▶ **Excerpted passage**:
****************************************

ISO/IEC 27004:2016 ‘Monitoring, measurement, analysis and evaluation’ is the successor to the first version of this document, which was released in 2009. This document is logically related to the ISO 27000 series of standards, uses the same terminology and is used to verify that an ISMS meets the performance assessment requirements as specified in clause 9.1 of ISO/IEC 27001:2013. Specifically, this clause requires organisations to assess the effectiveness of the information security function and the built ISMS by defining the objects of measurement (including IS processes and measures), selecting methods for assessing and evaluating effectiveness, and approving timelines and responsibilities while maintaining documented results of the assessment.
The purpose of evaluating the effectiveness of the ISMS is to verify that the processes and activities implemented actually lead to fulfilment of the requirements of ISO 27001. The main tasks in evaluating the effectiveness of an ISMS are to collect relevant information, to process and analyse it correctly and to ensure that the results are reproducible. The benefits of implementing ISMS performance assessment processes are increased transparency of the ISMS (identifying incorrect, ineffective or not implemented protection measures), providing a quantitative assessment of the progress of ISMS effectiveness and IS processes, documenting compliance with ISO 27001 requirements, and supporting risk-based decision-making processes, including for justifying the allocation of IS budgets.
ISO/IEC 27004:2016 suggests that monitoring of the following activities, processes and systems should be used to provide relevant information suitable for subsequent analysis:
1. Implementation of ISMS processes
2. Management of cyber incidents
3. Vulnerability management
4. Configuration management
5. Awareness programmes
6. IS event collection
7. IS auditing
8. Cyber risk assessment and handling processes
9. Third party cyber risk management
10. Business continuity management
11. Physical security process management
12. IT infrastructure monitoring.
ISO/IEC 27004:2016 specifies the following ISMS processes that can be analysed to measure IS effectiveness:
1. Planning
2. Support from the company's management
3. Risk management
4. IS policy management
5. Resource management
6. Information sharing
7. Management evaluation
8. Documentation
9. Auditing.
The paper also suggests the following roles that can be assigned to the responsible persons of the company as part of the process of measuring the effectiveness of the ISMS:
1. Customer - requests information on the effectiveness of the ISMS and information protection measures, including the PPEs
2. Planner - matches the data received from the ISMS or the PPE with the parameters used to evaluate the effectiveness of the ISMS, creating a measurement model
3. Reviewer - verifies the correctness of the measurement model and the relevance of the mapping of data to the parameters
4. Information Owner - transfers data from the components of the ISMS or MIS under his/her responsibility
5. Information collector - responsible for collecting, recording, and storing data for the measurement
6. Analyst - analyses the collected data
7. Communicator - communicates the results of the analysis to interested authorised persons.
The ISO/IEC 27004:2016 standard proposes the following process-based PDCA approach for evaluating the effectiveness of an ISMS:
1. Defining the input data to be used for evaluation and analysis; this uses a high-level description of the ISMS and the company's business processes.

****************************************

▶ **Recorded information**:
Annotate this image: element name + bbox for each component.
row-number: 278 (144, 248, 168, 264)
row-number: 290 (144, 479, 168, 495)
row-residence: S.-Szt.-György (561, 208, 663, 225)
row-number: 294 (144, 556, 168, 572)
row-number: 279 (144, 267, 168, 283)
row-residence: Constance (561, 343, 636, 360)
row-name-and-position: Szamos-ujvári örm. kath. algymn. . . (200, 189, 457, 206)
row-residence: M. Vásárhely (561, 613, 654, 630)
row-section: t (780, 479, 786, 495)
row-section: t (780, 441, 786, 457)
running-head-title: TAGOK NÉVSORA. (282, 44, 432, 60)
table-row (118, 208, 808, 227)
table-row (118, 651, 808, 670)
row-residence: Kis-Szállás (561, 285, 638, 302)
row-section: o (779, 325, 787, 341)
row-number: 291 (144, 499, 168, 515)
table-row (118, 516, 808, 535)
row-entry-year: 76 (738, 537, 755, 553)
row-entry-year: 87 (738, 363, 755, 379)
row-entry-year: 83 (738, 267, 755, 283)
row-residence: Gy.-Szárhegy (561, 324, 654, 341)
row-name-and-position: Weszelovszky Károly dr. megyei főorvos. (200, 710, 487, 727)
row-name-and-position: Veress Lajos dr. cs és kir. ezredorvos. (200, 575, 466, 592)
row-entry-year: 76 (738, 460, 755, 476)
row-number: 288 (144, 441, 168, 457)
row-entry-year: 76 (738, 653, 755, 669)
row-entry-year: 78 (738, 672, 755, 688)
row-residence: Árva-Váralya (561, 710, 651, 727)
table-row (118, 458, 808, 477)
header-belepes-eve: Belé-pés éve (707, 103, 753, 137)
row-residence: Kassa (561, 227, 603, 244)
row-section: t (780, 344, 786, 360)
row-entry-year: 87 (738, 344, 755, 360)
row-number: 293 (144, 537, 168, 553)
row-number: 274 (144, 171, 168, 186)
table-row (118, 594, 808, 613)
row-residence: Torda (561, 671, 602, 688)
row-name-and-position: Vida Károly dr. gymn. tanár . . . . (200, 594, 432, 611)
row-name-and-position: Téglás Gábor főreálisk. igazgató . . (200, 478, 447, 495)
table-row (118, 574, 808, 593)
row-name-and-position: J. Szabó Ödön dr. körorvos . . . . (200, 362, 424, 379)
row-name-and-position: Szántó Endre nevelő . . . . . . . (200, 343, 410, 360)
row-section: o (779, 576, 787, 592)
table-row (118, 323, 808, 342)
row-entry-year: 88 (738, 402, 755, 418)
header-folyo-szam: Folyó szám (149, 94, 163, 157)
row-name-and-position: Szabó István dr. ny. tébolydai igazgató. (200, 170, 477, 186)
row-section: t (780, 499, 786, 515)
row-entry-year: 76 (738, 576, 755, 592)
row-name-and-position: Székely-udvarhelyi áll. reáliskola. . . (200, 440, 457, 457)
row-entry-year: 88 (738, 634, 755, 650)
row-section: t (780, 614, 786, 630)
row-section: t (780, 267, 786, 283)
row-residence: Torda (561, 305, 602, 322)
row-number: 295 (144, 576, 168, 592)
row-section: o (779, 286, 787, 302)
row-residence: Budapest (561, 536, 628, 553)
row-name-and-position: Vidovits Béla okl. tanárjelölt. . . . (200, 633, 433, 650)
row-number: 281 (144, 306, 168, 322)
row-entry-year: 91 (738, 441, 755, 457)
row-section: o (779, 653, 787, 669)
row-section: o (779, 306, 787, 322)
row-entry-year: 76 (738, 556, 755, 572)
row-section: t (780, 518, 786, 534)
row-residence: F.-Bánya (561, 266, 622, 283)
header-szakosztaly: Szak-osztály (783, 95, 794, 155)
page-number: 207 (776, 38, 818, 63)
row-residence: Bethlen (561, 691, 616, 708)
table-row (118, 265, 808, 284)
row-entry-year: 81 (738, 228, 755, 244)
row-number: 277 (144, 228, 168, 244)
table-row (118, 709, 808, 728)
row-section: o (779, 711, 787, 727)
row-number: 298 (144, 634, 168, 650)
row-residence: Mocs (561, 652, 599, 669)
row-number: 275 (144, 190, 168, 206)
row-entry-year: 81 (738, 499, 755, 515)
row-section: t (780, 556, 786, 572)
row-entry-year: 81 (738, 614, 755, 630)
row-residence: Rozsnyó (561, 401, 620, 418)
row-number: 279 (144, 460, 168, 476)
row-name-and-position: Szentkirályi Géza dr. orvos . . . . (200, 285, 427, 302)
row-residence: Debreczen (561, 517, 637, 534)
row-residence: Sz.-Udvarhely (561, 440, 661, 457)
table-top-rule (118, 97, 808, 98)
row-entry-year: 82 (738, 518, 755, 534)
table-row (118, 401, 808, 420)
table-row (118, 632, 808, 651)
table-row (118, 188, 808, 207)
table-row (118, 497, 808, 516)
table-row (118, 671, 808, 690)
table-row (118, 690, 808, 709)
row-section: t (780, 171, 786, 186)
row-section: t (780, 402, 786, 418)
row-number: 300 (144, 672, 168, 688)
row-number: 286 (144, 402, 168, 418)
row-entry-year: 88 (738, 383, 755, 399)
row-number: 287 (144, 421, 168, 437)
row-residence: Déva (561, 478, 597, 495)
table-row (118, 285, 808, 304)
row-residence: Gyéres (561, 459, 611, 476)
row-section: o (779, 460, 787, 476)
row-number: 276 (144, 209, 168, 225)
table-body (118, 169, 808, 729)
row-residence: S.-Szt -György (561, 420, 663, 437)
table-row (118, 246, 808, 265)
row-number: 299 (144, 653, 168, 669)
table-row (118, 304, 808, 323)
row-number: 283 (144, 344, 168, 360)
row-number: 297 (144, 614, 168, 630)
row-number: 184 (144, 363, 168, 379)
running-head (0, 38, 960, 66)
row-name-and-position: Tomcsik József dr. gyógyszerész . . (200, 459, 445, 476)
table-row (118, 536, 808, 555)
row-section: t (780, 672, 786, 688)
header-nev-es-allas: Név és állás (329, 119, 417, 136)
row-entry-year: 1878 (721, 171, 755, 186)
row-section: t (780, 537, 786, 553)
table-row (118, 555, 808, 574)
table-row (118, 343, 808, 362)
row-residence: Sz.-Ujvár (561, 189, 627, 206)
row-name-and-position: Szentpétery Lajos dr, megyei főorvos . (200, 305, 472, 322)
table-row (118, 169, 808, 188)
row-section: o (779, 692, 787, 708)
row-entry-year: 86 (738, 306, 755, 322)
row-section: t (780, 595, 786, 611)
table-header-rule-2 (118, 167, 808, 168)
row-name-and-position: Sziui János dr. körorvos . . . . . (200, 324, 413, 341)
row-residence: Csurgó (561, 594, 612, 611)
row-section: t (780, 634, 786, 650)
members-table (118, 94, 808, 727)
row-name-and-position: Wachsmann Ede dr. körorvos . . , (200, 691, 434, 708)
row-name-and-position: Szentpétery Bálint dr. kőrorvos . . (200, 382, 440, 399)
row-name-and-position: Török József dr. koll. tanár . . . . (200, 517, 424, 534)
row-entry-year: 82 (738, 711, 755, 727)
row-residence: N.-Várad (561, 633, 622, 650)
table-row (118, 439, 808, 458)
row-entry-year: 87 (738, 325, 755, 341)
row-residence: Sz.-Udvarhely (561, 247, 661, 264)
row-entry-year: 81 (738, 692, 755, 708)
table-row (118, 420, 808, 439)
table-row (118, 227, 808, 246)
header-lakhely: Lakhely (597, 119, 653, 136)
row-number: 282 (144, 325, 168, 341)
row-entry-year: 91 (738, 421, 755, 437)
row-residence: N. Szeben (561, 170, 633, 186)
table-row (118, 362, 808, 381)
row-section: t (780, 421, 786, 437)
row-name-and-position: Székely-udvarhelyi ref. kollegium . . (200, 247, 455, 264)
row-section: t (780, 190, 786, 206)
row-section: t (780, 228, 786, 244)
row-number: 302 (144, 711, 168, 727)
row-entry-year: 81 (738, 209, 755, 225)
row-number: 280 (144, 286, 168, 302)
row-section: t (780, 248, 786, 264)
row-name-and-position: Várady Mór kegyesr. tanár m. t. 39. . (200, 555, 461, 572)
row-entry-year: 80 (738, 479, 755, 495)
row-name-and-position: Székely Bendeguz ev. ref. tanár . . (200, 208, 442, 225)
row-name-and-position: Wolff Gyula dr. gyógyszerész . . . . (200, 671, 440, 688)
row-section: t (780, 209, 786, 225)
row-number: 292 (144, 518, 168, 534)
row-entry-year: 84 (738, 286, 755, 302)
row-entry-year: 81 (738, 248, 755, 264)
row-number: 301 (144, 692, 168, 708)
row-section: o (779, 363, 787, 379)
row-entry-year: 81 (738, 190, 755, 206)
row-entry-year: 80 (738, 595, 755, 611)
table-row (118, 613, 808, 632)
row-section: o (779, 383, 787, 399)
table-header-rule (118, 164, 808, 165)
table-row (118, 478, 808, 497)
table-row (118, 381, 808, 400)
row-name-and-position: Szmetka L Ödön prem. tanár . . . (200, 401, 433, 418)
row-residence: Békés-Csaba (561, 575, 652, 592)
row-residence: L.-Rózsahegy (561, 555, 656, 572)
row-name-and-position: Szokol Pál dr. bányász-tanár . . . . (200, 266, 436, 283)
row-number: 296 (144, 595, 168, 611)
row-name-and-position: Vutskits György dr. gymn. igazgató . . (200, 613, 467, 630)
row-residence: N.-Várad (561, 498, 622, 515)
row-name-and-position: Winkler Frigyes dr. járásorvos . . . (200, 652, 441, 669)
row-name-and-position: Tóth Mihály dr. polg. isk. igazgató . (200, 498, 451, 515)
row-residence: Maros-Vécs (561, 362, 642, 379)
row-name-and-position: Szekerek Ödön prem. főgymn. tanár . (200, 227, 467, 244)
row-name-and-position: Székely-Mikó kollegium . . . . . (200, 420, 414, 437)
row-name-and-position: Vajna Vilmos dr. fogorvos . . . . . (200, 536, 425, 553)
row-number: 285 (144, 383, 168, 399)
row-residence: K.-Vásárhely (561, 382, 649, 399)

****************************************

▶ **Objective**:
In the passage on ISO/IEC 27004:2016, what does the Reviewer role do?

▶ **Exercise answer**:
The Reviewer verifies the correctness of the measurement model and the relevance of the mapping of data to the parameters.